## CHALLENGE
Identify every line in the records below that contains the word "Change", and reproduce each one.

— Start —

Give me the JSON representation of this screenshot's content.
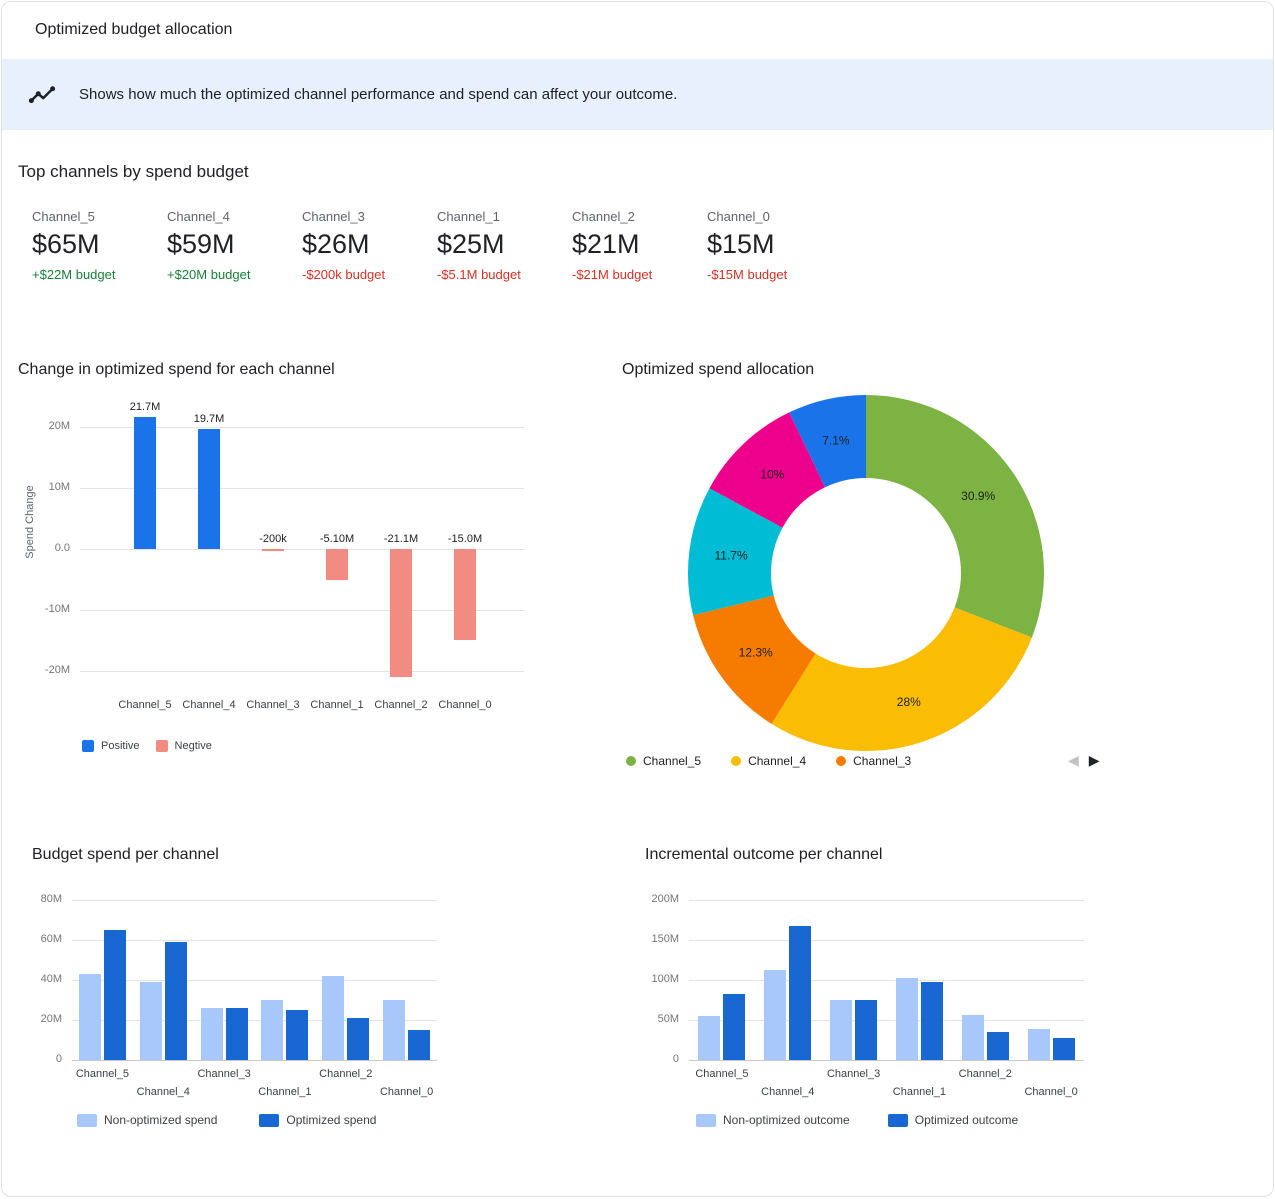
{
  "header": {
    "title": "Optimized budget allocation"
  },
  "banner": {
    "icon": "insights-icon",
    "text": "Shows how much the optimized channel performance and spend can affect your outcome."
  },
  "top_channels": {
    "heading": "Top channels by spend budget",
    "items": [
      {
        "name": "Channel_5",
        "value": "$65M",
        "delta": "+$22M budget",
        "direction": "up"
      },
      {
        "name": "Channel_4",
        "value": "$59M",
        "delta": "+$20M budget",
        "direction": "up"
      },
      {
        "name": "Channel_3",
        "value": "$26M",
        "delta": "-$200k budget",
        "direction": "down"
      },
      {
        "name": "Channel_1",
        "value": "$25M",
        "delta": "-$5.1M budget",
        "direction": "down"
      },
      {
        "name": "Channel_2",
        "value": "$21M",
        "delta": "-$21M budget",
        "direction": "down"
      },
      {
        "name": "Channel_0",
        "value": "$15M",
        "delta": "-$15M budget",
        "direction": "down"
      }
    ]
  },
  "colors": {
    "positive": "#1a73e8",
    "negative": "#f28b82",
    "non_optimized": "#a8c7fa",
    "optimized": "#1967d2",
    "delta_up": "#188038",
    "delta_down": "#d93025",
    "banner_bg": "#e8f0fe"
  },
  "pagination": {
    "prev": "◀",
    "next": "▶"
  },
  "chart_data": [
    {
      "type": "bar",
      "title": "Change in optimized spend for each channel",
      "ylabel": "Spend Change",
      "categories": [
        "Channel_5",
        "Channel_4",
        "Channel_3",
        "Channel_1",
        "Channel_2",
        "Channel_0"
      ],
      "values_millions": [
        21.7,
        19.7,
        -0.2,
        -5.1,
        -21.1,
        -15.0
      ],
      "bar_labels": [
        "21.7M",
        "19.7M",
        "-200k",
        "-5.10M",
        "-21.1M",
        "-15.0M"
      ],
      "ytick_values": [
        20,
        10,
        0,
        -10,
        -20
      ],
      "ytick_labels": [
        "20M",
        "10M",
        "0.0",
        "-10M",
        "-20M"
      ],
      "ylim": [
        -23,
        22.5
      ],
      "legend": [
        {
          "label": "Positive",
          "color": "#1a73e8"
        },
        {
          "label": "Negtive",
          "color": "#f28b82"
        }
      ]
    },
    {
      "type": "pie",
      "title": "Optimized spend allocation",
      "donut": true,
      "slices": [
        {
          "name": "Channel_5",
          "percent": 30.9,
          "label": "30.9%",
          "color": "#7cb342"
        },
        {
          "name": "Channel_4",
          "percent": 28,
          "label": "28%",
          "color": "#fbbc04"
        },
        {
          "name": "Channel_3",
          "percent": 12.3,
          "label": "12.3%",
          "color": "#f57c00"
        },
        {
          "name": null,
          "percent": 11.7,
          "label": "11.7%",
          "color": "#00bcd4"
        },
        {
          "name": null,
          "percent": 10,
          "label": "10%",
          "color": "#ec008c"
        },
        {
          "name": null,
          "percent": 7.1,
          "label": "7.1%",
          "color": "#1a73e8"
        }
      ]
    },
    {
      "type": "grouped_bar",
      "title": "Budget spend per channel",
      "categories": [
        "Channel_5",
        "Channel_4",
        "Channel_3",
        "Channel_1",
        "Channel_2",
        "Channel_0"
      ],
      "series": [
        {
          "name": "Non-optimized spend",
          "color": "#a8c7fa",
          "values_millions": [
            43,
            39,
            26,
            30,
            42,
            30
          ]
        },
        {
          "name": "Optimized spend",
          "color": "#1967d2",
          "values_millions": [
            65,
            59,
            26,
            25,
            21,
            15
          ]
        }
      ],
      "ytick_values": [
        0,
        20,
        40,
        60,
        80
      ],
      "ytick_labels": [
        "0",
        "20M",
        "40M",
        "60M",
        "80M"
      ],
      "ylim": [
        0,
        84
      ]
    },
    {
      "type": "grouped_bar",
      "title": "Incremental outcome per channel",
      "categories": [
        "Channel_5",
        "Channel_4",
        "Channel_3",
        "Channel_1",
        "Channel_2",
        "Channel_0"
      ],
      "series": [
        {
          "name": "Non-optimized outcome",
          "color": "#a8c7fa",
          "values_millions": [
            55,
            112,
            75,
            102,
            56,
            39
          ]
        },
        {
          "name": "Optimized outcome",
          "color": "#1967d2",
          "values_millions": [
            83,
            167,
            75,
            97,
            35,
            27
          ]
        }
      ],
      "ytick_values": [
        0,
        50,
        100,
        150,
        200
      ],
      "ytick_labels": [
        "0",
        "50M",
        "100M",
        "150M",
        "200M"
      ],
      "ylim": [
        0,
        210
      ]
    }
  ]
}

— End —

## SOLUTION FOR THIS TASK
      "title": "Change in optimized spend for each channel",
      "ylabel": "Spend Change",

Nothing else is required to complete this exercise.